==== MATERIAL TO PROCESS ====

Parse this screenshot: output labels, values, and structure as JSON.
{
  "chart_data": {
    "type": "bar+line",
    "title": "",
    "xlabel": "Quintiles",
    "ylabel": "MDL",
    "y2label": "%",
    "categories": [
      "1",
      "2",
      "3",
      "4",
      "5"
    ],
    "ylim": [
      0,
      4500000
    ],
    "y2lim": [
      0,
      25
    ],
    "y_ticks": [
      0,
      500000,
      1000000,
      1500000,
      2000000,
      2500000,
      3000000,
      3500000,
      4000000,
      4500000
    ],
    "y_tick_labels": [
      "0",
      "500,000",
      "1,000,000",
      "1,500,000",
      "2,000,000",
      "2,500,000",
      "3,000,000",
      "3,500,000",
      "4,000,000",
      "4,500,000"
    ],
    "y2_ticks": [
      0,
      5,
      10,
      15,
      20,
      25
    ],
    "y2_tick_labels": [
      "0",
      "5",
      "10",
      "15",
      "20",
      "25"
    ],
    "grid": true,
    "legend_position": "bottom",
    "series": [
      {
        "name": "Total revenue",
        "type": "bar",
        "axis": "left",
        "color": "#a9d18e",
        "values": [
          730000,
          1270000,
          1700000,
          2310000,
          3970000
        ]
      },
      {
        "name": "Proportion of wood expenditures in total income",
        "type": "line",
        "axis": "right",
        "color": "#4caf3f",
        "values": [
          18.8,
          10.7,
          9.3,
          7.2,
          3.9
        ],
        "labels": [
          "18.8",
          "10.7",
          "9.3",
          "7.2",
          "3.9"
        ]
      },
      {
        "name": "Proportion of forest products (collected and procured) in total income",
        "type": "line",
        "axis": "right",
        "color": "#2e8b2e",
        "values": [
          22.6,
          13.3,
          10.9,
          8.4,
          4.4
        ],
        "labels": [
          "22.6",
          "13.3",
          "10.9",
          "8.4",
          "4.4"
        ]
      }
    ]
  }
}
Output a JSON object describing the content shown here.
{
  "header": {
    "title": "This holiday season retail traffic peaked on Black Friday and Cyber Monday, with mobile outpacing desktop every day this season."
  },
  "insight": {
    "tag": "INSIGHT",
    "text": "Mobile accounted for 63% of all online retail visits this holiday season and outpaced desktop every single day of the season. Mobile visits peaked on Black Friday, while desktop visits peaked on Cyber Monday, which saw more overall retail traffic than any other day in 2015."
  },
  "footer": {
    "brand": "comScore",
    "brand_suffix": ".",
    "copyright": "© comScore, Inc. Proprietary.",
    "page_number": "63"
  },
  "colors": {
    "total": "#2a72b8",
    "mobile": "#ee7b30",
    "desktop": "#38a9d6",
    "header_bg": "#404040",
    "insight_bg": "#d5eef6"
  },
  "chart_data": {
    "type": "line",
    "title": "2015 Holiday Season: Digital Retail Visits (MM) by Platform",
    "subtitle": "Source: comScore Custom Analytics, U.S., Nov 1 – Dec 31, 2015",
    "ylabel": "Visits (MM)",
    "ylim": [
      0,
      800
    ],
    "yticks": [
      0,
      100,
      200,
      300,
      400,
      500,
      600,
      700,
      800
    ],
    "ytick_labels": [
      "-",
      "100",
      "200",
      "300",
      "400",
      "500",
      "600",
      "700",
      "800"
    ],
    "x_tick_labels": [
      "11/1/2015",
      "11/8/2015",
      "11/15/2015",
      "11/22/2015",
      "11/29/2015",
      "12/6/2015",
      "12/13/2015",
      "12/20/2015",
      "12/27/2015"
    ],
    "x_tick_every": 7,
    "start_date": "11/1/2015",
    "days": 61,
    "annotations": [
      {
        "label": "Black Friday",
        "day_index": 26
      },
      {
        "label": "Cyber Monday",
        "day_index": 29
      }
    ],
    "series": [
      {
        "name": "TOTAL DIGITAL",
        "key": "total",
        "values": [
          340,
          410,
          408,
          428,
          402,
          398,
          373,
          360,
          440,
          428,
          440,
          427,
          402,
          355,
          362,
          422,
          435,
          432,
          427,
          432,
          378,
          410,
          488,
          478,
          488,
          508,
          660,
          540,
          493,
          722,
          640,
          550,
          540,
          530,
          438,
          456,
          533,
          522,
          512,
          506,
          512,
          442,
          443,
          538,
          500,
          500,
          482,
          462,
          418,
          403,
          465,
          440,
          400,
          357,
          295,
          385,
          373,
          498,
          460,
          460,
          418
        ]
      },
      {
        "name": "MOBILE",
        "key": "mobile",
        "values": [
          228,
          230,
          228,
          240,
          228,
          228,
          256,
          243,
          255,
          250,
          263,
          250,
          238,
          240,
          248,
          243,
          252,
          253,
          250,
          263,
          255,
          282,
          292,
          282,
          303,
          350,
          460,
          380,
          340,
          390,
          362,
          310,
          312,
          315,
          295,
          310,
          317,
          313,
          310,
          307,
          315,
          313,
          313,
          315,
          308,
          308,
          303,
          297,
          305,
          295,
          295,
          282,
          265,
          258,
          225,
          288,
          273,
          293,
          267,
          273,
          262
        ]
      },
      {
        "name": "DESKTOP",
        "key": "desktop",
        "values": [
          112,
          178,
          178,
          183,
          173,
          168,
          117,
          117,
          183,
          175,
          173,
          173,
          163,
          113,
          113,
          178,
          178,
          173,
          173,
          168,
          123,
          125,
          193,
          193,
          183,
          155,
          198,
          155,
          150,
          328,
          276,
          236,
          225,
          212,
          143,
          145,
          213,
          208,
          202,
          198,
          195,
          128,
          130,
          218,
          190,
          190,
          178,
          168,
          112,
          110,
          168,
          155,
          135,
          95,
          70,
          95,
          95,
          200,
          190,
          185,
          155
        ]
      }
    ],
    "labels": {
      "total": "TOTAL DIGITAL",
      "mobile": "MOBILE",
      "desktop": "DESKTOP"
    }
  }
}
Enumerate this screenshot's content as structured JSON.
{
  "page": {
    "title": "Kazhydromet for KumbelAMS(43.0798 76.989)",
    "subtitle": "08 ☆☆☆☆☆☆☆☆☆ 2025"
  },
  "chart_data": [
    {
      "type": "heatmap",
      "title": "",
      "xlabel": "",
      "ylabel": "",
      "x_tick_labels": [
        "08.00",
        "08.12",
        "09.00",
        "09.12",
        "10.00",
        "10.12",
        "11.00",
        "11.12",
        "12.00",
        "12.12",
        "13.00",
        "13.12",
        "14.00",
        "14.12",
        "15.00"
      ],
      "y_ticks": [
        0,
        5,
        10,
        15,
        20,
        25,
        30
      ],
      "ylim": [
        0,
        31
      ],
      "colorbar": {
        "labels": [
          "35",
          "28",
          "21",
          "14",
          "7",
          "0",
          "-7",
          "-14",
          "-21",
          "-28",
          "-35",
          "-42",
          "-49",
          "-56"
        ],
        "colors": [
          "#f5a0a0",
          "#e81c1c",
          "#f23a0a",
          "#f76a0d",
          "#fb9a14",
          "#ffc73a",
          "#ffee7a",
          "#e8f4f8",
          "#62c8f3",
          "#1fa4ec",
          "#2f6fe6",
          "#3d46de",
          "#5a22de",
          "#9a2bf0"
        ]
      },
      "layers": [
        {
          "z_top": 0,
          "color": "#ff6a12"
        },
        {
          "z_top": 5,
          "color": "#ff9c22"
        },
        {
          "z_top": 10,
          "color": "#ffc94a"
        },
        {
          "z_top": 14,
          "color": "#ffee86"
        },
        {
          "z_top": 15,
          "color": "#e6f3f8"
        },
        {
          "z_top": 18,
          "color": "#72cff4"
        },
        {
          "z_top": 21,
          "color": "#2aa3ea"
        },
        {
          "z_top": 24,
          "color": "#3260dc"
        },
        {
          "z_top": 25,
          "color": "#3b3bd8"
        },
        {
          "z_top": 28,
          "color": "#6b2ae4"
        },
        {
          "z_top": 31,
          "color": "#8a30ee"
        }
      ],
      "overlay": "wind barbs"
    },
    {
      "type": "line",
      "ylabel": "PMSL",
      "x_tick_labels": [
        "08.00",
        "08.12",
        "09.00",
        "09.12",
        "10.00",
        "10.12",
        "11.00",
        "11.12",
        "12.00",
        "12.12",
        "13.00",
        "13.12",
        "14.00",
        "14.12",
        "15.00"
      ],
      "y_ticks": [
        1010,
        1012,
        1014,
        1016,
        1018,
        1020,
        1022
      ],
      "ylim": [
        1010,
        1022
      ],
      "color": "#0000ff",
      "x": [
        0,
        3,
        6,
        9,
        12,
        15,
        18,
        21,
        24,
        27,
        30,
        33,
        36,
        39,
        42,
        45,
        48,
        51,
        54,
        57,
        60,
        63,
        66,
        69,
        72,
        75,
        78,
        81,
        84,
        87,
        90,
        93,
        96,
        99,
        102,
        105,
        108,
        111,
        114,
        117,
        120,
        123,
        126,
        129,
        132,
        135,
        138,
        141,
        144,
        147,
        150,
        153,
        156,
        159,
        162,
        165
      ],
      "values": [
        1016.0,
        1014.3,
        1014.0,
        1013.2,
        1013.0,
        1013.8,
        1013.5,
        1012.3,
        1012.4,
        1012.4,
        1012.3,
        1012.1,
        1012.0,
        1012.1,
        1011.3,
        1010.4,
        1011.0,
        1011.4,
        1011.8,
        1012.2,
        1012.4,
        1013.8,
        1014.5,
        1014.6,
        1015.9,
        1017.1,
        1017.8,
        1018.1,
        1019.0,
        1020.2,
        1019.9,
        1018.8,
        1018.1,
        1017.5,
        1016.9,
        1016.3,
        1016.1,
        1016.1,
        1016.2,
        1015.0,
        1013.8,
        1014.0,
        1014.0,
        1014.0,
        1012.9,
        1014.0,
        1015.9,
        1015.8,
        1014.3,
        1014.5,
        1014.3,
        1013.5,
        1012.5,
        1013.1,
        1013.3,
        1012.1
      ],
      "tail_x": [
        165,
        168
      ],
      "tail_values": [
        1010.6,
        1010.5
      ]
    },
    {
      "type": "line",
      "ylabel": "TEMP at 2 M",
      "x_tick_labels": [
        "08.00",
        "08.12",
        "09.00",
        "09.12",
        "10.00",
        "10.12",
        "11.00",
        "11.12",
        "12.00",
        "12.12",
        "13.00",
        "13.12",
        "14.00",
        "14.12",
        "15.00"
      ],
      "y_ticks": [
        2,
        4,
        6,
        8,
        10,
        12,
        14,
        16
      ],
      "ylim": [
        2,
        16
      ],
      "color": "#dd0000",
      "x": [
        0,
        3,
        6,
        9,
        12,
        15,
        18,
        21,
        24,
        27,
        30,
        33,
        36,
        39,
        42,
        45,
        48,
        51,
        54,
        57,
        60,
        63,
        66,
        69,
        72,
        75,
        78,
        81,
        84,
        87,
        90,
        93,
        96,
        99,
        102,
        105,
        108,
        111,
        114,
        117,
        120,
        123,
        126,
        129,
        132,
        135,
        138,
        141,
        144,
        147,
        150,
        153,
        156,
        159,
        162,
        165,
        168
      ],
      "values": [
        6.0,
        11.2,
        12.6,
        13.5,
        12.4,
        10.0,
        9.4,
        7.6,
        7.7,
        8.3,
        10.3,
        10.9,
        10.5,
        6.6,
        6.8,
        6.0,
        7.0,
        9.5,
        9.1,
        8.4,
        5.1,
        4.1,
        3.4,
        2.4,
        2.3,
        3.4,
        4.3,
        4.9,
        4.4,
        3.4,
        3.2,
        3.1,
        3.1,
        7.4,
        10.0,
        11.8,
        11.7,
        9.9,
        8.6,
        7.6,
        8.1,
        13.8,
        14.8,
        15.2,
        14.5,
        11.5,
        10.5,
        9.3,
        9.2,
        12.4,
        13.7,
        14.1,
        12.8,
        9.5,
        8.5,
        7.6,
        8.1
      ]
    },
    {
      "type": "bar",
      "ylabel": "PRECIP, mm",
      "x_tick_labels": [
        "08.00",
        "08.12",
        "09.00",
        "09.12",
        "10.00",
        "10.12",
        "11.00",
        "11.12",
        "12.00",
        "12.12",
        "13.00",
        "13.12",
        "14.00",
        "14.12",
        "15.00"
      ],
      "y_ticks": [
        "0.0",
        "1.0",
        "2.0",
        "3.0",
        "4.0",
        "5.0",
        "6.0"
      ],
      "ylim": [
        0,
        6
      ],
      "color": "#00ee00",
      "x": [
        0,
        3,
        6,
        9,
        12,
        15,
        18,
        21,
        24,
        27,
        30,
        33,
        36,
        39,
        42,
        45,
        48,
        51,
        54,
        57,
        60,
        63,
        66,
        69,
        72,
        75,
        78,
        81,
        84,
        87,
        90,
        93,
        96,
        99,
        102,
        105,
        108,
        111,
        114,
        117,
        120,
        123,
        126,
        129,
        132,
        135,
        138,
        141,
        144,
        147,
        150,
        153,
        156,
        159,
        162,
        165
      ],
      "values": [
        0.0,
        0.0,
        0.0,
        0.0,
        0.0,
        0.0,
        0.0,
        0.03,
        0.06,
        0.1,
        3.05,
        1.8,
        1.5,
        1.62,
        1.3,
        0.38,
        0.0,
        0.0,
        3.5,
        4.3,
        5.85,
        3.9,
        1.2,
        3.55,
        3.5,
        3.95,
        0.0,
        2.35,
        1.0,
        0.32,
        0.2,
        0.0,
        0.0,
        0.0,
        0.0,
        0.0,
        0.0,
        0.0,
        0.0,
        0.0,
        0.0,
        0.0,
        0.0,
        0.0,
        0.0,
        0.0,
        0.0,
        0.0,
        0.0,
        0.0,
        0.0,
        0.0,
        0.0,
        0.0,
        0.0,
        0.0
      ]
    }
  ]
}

====

■ WHAT TO PRODUCE
Gather each line from the entries above that includes the word "Friday".

■ COMPLETE RESPONSE
    "title": "This holiday season retail traffic peaked on Black Friday and Cyber Monday, with mobile outpacing desktop every day this season."
    "text": "Mobile accounted for 63% of all online retail visits this holiday season and outpaced desktop every single day of the season. Mobile visits peaked on Black Friday, while desktop visits peaked on Cyber Monday, which saw more overall retail traffic than any other day in 2015."
        "label": "Black Friday",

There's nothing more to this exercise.